__AIM OF THE TASK__:
Collect each line of the entries that holds the string "comentario".

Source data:
_ _ _ _ _ _ _

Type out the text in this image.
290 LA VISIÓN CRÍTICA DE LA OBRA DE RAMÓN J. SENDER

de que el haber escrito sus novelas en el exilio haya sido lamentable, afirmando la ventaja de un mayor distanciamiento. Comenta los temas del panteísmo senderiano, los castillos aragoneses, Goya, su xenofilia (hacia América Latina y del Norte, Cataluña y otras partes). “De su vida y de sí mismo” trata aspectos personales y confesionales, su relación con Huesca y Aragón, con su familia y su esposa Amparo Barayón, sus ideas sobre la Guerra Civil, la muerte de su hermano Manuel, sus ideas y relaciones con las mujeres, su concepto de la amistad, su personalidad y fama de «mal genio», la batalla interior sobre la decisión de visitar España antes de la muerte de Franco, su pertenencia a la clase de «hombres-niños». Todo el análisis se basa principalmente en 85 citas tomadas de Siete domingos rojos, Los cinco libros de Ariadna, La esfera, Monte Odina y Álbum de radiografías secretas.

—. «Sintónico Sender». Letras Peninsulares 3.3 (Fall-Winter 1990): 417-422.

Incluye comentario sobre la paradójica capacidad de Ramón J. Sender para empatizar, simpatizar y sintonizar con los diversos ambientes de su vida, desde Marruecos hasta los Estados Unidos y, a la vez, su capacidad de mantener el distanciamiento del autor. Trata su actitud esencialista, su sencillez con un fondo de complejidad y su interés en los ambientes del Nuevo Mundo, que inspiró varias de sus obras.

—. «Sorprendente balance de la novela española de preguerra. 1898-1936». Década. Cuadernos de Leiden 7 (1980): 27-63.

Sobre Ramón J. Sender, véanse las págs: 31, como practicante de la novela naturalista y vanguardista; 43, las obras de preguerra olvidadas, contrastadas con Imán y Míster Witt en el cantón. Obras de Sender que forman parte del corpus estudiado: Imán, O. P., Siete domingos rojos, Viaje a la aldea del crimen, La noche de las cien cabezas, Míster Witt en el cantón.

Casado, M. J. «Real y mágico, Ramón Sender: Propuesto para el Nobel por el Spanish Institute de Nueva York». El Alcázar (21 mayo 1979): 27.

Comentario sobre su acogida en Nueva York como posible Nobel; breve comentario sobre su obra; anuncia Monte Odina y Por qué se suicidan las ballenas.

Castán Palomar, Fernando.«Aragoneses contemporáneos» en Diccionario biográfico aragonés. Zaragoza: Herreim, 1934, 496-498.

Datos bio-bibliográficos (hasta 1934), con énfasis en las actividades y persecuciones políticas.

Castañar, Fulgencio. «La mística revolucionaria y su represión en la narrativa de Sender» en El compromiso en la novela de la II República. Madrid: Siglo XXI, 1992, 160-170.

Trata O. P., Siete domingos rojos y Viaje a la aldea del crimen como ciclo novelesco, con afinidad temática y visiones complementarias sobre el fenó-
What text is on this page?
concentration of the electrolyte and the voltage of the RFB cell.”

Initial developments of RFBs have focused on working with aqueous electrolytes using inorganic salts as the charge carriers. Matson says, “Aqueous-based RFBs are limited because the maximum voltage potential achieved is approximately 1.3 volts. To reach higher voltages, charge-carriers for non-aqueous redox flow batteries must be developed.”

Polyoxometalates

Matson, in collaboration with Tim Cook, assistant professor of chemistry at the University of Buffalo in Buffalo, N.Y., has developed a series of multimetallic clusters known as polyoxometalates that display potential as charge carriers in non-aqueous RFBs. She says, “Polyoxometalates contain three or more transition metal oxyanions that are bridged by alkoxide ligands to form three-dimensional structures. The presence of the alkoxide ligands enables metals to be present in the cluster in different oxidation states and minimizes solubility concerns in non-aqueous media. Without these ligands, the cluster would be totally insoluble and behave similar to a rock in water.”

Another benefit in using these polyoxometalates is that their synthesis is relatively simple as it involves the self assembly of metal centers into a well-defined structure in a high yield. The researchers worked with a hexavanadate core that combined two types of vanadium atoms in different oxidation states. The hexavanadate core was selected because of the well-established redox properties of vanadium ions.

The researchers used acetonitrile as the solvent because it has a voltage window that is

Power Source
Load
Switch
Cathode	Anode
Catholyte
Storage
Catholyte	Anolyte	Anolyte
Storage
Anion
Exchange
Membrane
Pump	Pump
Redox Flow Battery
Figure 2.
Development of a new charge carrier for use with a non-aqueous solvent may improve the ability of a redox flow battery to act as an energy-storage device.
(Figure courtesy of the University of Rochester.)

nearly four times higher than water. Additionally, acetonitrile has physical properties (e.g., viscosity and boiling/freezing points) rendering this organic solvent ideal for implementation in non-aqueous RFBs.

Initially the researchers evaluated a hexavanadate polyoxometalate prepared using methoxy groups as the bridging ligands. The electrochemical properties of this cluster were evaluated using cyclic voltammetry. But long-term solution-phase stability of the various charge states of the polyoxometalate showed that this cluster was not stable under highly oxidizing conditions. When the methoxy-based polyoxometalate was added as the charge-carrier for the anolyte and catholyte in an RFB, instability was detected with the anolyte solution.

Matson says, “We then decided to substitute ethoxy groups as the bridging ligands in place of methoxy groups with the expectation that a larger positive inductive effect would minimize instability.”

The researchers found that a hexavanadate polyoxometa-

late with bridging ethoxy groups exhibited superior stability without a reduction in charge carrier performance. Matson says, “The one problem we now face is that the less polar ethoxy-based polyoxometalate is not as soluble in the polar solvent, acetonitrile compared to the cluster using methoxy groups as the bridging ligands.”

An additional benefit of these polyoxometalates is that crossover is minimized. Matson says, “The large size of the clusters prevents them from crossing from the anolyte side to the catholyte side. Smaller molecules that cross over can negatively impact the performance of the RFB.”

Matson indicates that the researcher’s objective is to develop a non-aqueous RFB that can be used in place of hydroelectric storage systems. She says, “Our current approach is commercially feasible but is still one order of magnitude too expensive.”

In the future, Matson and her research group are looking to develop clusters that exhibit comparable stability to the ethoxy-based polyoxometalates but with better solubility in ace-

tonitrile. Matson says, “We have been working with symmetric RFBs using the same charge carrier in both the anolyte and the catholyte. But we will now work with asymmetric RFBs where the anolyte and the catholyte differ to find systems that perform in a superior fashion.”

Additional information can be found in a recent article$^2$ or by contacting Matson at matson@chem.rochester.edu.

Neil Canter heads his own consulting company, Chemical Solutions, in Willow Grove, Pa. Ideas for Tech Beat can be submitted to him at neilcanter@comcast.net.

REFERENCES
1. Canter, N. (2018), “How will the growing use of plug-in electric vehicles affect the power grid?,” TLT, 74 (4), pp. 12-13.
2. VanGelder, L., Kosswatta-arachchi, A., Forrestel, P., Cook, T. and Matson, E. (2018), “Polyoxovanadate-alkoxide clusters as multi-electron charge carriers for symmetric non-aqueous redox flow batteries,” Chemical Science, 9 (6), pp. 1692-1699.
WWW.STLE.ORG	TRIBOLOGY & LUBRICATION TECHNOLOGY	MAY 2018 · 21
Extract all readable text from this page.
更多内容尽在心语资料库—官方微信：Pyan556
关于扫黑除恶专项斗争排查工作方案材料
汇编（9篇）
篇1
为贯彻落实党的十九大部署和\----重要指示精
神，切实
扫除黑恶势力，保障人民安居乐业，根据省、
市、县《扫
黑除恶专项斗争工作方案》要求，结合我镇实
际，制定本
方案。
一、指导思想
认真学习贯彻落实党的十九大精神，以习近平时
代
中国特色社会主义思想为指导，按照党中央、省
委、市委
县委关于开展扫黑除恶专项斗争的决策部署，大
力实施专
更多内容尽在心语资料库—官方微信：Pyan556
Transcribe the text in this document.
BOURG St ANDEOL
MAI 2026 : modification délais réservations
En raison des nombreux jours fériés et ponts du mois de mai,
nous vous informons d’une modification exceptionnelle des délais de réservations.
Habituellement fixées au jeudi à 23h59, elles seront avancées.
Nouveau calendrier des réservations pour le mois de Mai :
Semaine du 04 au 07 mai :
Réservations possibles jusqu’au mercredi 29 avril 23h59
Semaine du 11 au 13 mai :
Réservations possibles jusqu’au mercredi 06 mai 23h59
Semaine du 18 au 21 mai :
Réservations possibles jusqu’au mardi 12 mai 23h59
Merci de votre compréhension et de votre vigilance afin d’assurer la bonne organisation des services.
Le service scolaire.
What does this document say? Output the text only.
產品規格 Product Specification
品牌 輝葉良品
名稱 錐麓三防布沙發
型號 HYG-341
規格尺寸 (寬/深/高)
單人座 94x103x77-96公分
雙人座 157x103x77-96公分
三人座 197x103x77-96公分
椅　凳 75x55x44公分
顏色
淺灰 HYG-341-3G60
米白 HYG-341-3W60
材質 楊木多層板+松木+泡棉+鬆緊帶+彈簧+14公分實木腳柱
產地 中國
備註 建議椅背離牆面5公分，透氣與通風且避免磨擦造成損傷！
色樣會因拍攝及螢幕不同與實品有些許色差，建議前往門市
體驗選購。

_ _ _ _ _ _ _

__RESPONSE__:
Incluye comentario sobre la paradójica capacidad de Ramón J. Sender para empatizar, simpatizar y sintonizar con los diversos ambientes de su vida, desde Marruecos hasta los Estados Unidos y, a la vez, su capacidad de mantener el distanciamiento del autor. Trata su actitud esencialista, su sencillez con un fondo de complejidad y su interés en los ambientes del Nuevo Mundo, que inspiró varias de sus obras.
Comentario sobre su acogida en Nueva York como posible Nobel; breve comentario sobre su obra; anuncia Monte Odina y Por qué se suicidan las ballenas.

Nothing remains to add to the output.